AIM OF THE EXERCISE:
Convert everything from the start of the records down to the line containing "bullet-item-2: Второй путь: деятельность" into a JSON list of strings, with one string per line and no blank lines.

LISTED ENTRIES:
%%

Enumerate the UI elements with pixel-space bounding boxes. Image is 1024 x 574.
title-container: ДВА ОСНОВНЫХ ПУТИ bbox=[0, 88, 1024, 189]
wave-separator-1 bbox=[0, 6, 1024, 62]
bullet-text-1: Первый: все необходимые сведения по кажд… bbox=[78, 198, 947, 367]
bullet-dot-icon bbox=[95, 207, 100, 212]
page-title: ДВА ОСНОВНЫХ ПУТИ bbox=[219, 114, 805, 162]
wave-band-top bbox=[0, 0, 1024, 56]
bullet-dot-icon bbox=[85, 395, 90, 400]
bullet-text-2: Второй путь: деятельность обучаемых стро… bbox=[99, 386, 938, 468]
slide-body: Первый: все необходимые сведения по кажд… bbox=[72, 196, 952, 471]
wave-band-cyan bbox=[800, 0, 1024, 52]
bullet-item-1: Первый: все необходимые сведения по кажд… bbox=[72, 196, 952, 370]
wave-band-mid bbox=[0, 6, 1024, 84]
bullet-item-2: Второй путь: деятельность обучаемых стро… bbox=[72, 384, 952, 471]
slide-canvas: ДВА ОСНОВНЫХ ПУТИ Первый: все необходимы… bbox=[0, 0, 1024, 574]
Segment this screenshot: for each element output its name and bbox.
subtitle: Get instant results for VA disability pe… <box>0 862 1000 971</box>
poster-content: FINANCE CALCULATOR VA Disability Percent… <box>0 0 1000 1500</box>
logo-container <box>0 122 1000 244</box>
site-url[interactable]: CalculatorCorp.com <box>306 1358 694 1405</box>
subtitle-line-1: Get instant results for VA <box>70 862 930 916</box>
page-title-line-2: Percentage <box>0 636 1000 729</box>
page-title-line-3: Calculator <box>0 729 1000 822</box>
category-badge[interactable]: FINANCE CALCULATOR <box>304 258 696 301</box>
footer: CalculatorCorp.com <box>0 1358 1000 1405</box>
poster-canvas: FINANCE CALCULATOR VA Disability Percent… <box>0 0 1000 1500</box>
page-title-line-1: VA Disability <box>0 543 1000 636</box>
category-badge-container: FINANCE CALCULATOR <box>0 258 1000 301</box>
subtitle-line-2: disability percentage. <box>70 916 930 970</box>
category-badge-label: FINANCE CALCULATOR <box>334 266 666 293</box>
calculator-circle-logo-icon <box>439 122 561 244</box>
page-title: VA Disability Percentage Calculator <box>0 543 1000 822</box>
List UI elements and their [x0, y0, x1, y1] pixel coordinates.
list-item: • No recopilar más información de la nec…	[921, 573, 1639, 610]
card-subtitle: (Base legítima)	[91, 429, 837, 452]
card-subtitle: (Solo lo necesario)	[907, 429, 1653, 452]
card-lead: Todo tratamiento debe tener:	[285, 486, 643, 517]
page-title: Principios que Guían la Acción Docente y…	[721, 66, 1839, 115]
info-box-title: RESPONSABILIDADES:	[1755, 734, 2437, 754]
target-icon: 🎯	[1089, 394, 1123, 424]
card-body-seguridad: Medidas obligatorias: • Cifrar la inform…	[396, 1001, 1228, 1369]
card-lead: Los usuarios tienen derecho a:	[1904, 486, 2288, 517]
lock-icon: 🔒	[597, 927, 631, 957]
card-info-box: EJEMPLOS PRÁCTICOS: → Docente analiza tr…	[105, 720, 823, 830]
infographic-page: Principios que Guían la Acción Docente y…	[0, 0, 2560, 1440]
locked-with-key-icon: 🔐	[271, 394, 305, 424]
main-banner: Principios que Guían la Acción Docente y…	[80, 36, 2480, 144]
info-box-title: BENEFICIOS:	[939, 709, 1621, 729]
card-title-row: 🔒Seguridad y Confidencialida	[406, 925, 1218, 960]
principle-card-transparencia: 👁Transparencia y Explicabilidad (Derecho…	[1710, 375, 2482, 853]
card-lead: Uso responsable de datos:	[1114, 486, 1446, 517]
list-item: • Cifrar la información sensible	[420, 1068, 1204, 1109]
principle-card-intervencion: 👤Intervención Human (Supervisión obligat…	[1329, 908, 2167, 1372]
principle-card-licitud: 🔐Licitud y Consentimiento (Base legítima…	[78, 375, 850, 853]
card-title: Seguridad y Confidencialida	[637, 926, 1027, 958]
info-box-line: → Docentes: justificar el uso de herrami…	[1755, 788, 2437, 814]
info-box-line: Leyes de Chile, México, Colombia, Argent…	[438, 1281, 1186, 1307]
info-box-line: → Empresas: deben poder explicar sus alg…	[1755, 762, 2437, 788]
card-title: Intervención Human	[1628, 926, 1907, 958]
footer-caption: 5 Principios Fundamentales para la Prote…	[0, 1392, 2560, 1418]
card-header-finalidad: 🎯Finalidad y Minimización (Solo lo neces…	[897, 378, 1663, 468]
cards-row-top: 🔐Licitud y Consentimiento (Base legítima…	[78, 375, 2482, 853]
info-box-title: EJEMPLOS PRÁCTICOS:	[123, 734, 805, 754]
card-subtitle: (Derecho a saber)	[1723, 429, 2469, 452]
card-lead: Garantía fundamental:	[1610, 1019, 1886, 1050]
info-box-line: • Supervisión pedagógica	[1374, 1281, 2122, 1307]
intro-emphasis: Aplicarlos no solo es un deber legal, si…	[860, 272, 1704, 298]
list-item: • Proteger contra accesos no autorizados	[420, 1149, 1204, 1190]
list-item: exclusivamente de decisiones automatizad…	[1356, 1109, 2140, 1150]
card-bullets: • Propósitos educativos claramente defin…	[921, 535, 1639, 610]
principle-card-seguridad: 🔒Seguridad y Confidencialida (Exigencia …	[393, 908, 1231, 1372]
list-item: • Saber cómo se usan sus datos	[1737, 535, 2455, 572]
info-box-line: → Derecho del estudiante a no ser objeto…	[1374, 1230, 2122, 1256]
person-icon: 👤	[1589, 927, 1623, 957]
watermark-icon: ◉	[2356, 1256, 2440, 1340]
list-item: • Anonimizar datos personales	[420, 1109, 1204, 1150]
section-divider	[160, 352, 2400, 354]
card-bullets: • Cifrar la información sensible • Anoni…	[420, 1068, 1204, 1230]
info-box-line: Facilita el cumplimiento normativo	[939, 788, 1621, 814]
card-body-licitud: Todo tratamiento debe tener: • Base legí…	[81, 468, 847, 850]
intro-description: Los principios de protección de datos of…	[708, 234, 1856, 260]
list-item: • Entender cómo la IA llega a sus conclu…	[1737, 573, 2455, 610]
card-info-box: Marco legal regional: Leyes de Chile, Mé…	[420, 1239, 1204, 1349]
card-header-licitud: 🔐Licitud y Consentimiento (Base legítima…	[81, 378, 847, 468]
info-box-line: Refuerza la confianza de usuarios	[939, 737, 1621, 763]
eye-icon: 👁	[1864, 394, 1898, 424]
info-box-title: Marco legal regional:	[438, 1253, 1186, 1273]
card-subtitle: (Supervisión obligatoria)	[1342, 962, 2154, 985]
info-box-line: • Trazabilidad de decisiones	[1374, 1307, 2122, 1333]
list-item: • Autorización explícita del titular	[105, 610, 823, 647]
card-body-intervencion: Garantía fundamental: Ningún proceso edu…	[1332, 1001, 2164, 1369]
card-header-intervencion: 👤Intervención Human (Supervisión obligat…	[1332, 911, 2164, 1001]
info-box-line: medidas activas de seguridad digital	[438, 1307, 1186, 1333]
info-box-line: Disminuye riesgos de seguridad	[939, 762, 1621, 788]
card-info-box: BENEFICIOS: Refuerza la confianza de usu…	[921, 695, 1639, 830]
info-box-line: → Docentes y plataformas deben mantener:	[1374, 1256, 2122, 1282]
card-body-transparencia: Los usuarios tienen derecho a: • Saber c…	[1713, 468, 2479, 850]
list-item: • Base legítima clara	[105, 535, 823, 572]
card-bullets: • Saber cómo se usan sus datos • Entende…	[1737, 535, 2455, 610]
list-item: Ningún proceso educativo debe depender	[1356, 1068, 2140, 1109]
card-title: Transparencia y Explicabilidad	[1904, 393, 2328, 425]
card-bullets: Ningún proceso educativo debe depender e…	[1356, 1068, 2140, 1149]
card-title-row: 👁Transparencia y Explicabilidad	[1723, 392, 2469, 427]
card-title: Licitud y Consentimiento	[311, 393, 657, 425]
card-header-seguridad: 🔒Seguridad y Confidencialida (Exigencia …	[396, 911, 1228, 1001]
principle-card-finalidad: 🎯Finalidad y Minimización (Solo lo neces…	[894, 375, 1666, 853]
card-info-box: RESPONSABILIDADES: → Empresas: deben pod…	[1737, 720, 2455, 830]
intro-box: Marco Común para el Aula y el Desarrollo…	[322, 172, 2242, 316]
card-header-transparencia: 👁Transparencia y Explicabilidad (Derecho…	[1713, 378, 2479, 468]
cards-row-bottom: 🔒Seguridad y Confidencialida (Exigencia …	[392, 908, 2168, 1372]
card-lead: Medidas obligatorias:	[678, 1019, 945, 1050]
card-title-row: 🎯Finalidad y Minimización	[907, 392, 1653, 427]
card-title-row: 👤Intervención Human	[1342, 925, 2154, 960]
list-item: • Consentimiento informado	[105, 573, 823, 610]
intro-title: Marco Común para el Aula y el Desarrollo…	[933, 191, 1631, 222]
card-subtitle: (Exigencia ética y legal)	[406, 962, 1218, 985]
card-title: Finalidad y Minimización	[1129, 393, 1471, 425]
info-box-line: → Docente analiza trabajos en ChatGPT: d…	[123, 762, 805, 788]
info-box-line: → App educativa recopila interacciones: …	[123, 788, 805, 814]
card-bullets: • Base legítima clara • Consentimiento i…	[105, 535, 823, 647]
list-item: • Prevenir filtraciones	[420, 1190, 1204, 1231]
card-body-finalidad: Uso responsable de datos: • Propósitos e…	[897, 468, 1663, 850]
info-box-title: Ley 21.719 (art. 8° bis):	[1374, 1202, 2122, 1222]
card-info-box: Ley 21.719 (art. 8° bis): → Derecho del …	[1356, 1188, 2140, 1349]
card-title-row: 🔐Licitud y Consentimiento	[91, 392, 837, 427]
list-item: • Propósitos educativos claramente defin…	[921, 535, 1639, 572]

%%

ANSWER TO THIS PROBLEM:
[
  "Enumerate the UI elements with pixel-space bounding boxes. Image is 1024 x 574.",
  "title-container: ДВА ОСНОВНЫХ ПУТИ bbox=[0, 88, 1024, 189]",
  "wave-separator-1 bbox=[0, 6, 1024, 62]",
  "bullet-text-1: Первый: все необходимые сведения по кажд… bbox=[78, 198, 947, 367]",
  "bullet-dot-icon bbox=[95, 207, 100, 212]",
  "page-title: ДВА ОСНОВНЫХ ПУТИ bbox=[219, 114, 805, 162]",
  "wave-band-top bbox=[0, 0, 1024, 56]",
  "bullet-dot-icon bbox=[85, 395, 90, 400]",
  "bullet-text-2: Второй путь: деятельность обучаемых стро… bbox=[99, 386, 938, 468]",
  "slide-body: Первый: все необходимые сведения по кажд… bbox=[72, 196, 952, 471]",
  "wave-band-cyan bbox=[800, 0, 1024, 52]",
  "bullet-item-1: Первый: все необходимые сведения по кажд… bbox=[72, 196, 952, 370]",
  "wave-band-mid bbox=[0, 6, 1024, 84]",
  "bullet-item-2: Второй путь: деятельность обучаемых стро… bbox=[72, 384, 952, 471]"
]